**TASK OBJECTIVE**
Restate the part of the fuel cell abstract that opens with the words containing "Analysis of H2/Air" and closes with "Clean Energy Engineering)", substituting "H2/O2" for "H2/Air" throughout.

Analysis of H2/Air Polarization Curves: The Influence of Ionomer/Carbon Ratio and Carbon Supports in Low Pt Loading Catalyst on the Cathode Performance

Wednesday, 31 May 2017: 14:20
Grand Salon B - Section 7 (Hilton New Orleans Riverside)
H. Yu (University of Connecticut), L. J. Bonville, and R. Maric (Center for Clean Energy Engineering)
Significant effort has been devoted to reduce the cathode platinum loading for proton exchange membrane fuel cell (PEMFC). Apart from advanced electrocatalysts, the role of ionomer properties, Pt nanoparticle dispersion and catalyst layer microstructures are of equal significance to achieve low Pt loading [1-3]. The polarization loss due to oxygen transport limitations on reduced Pt loading electrodes was reported to account for ~50% of the total loss at high current density operation [1]. Since ionomer (Nafion ®) is usually incorporated with the Pt/C catalyst, such loss has been attributed to the oxygen transport resistance in the interface between the ionomer and Pt [3,4]. Therefore, it is imperative to have a comprehensive understanding of the polarization behavior for the low-Pt-loading electrodes and reduce the polarization loss due to oxygen transport through optimizing the ionomer-to-carbon (I/C) ratio.

In this study, a systematic breakdown of six types of polarization sources [5] is presented to elaborate the effect of I/C ratios and carbon support on the cathode polarization behavior in air-breathing fuel cells. The sources of polarization is summarized in Table I. A novel electrode fabrication method, reactive spray deposition technology (RSDT), was employed to deposit low Pt loading (anode, 0.05 mg cm-2; cathode, 0.1 mg cm-2) catalyst-coated membranes (CCMs) using high-surface-area carbon black (KB) and multi-walled carbon nanotube (MWNT) as catalyst supports. This technique is unique in combining the catalyst synthesis and deposition into one step and allows for independent control of the catalyst, support and ionomer compositions in the electrode.

**RAW DATA**
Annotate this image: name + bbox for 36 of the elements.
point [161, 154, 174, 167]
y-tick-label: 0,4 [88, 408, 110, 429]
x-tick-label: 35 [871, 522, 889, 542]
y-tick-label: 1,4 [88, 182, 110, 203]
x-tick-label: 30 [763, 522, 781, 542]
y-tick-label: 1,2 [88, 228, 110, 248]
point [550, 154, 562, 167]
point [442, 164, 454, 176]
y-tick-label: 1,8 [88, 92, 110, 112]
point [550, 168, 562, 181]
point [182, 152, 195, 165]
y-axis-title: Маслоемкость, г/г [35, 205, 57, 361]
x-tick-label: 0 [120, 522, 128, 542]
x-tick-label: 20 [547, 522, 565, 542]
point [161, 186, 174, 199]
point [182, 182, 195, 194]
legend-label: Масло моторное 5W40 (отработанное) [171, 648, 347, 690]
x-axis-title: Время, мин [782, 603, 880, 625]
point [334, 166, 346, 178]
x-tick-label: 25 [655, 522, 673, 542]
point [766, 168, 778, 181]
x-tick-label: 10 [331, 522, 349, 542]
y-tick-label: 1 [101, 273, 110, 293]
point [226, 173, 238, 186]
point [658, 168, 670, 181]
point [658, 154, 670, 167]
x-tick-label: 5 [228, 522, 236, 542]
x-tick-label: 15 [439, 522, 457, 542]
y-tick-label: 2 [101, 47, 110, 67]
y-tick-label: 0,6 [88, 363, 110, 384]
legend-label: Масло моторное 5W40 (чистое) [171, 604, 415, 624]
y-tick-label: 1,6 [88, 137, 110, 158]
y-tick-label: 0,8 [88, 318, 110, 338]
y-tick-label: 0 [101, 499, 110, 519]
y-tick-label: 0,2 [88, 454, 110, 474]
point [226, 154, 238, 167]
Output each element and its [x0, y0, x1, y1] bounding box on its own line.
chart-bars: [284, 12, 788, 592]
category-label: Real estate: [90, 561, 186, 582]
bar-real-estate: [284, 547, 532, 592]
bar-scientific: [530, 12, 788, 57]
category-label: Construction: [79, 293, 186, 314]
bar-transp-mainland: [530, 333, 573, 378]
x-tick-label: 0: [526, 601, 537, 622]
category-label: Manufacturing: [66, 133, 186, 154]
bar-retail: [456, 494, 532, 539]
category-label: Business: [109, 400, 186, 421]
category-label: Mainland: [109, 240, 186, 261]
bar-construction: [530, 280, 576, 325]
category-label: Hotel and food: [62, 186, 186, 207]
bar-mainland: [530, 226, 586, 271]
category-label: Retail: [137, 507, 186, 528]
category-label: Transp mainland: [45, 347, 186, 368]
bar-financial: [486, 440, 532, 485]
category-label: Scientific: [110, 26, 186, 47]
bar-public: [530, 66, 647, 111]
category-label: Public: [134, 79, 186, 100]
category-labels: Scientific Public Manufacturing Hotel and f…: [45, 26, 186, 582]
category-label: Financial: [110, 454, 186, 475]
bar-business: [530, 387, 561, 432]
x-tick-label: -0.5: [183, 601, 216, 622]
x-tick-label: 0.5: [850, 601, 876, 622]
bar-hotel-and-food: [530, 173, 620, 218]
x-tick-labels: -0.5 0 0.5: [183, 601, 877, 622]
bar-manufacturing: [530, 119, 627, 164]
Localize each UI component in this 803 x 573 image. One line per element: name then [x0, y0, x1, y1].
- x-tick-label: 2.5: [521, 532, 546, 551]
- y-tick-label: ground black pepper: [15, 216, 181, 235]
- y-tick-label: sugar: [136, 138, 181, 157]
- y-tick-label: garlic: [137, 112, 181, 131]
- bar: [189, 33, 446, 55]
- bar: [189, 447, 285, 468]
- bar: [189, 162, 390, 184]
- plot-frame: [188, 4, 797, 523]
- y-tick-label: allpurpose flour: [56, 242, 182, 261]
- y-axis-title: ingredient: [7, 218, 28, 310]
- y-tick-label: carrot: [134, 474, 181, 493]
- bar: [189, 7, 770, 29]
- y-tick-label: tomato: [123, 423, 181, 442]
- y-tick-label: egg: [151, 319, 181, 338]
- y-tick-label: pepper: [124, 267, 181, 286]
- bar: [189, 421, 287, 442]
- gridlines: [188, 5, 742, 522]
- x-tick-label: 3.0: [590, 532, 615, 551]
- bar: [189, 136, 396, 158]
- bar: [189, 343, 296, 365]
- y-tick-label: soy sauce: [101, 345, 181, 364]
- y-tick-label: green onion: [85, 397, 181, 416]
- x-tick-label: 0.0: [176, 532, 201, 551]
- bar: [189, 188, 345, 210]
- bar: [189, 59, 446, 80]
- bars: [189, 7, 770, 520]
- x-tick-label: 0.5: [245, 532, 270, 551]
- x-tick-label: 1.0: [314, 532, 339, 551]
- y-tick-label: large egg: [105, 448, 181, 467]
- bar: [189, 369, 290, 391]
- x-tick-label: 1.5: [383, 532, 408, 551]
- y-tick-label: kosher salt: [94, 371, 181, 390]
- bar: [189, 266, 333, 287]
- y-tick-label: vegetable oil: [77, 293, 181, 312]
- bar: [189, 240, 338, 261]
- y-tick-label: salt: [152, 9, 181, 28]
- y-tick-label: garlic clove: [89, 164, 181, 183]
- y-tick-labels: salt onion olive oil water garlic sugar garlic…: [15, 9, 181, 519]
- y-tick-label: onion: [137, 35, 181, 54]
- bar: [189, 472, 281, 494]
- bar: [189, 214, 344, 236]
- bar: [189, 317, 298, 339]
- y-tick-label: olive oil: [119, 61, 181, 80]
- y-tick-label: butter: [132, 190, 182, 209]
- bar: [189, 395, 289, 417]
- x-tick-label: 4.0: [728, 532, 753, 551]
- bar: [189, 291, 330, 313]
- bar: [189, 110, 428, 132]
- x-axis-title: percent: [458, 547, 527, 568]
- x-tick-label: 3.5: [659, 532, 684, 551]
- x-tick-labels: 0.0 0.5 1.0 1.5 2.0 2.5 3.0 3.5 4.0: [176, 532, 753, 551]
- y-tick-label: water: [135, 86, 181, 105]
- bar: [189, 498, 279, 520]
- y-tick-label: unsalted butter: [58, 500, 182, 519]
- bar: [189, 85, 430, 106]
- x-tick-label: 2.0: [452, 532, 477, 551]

**EXERCISE SOLUTION**
Analysis of H2/O2 Polarization Curves: The Influence of Ionomer/Carbon Ratio and Carbon Supports in Low Pt Loading Catalyst on the Cathode Performance

Wednesday, 31 May 2017: 14:20
Grand Salon B - Section 7 (Hilton New Orleans Riverside)
H. Yu (University of Connecticut), L. J. Bonville, and R. Maric (Center for Clean Energy Engineering)